Directions for this task: Copy the records below line for line, without any changes, and leave the pictures out of your copy.
= = =
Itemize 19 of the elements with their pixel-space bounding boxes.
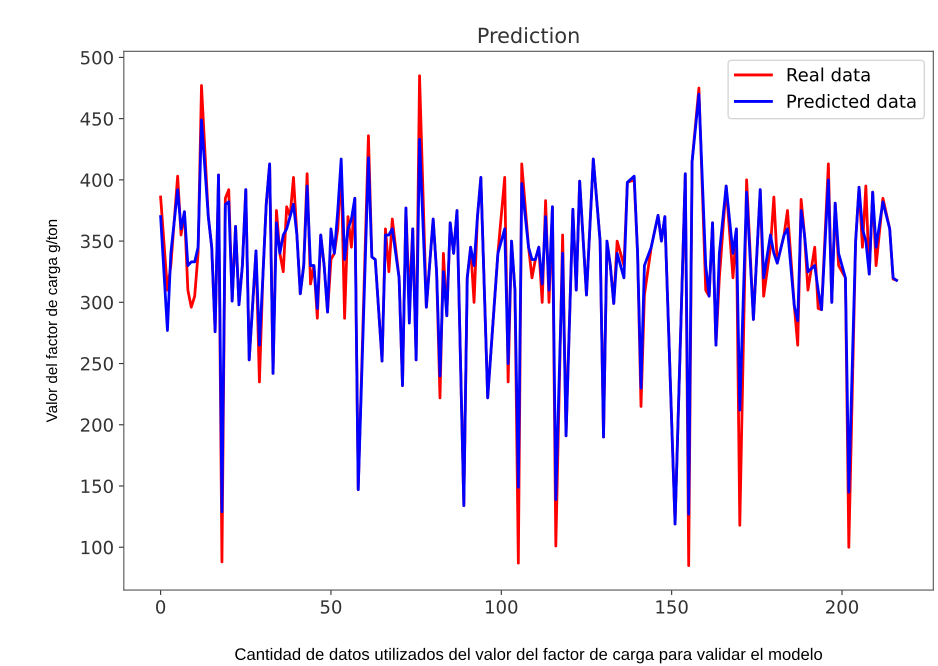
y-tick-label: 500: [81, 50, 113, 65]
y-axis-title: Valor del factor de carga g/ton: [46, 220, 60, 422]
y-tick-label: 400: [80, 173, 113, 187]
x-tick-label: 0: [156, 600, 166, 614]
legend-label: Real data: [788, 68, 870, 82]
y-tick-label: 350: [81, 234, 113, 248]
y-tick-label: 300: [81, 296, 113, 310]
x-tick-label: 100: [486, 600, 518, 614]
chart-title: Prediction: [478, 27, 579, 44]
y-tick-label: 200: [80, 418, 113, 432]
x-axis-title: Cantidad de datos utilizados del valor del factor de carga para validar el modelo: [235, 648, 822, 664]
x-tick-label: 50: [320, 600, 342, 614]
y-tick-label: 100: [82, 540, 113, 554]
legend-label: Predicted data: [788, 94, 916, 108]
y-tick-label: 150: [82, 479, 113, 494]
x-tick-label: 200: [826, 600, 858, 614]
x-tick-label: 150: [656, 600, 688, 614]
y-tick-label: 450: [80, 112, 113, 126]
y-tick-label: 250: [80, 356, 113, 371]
= = =
Problem solution:
Itemize 19 of the elements with their pixel-space bounding boxes.
y-tick-label: 500: [81, 50, 113, 65]
y-axis-title: Valor del factor de carga g/ton: [46, 220, 60, 422]
y-tick-label: 400: [80, 173, 113, 187]
x-tick-label: 0: [156, 600, 166, 614]
legend-label: Real data: [788, 68, 870, 82]
y-tick-label: 350: [81, 234, 113, 248]
y-tick-label: 300: [81, 296, 113, 310]
x-tick-label: 100: [486, 600, 518, 614]
chart-title: Prediction: [478, 27, 579, 44]
y-tick-label: 200: [80, 418, 113, 432]
x-axis-title: Cantidad de datos utilizados del valor del factor de carga para validar el modelo: [235, 648, 822, 664]
x-tick-label: 50: [320, 600, 342, 614]
y-tick-label: 100: [82, 540, 113, 554]
legend-label: Predicted data: [788, 94, 916, 108]
y-tick-label: 150: [82, 479, 113, 494]
x-tick-label: 200: [826, 600, 858, 614]
x-tick-label: 150: [656, 600, 688, 614]
y-tick-label: 450: [80, 112, 113, 126]
y-tick-label: 250: [80, 356, 113, 371]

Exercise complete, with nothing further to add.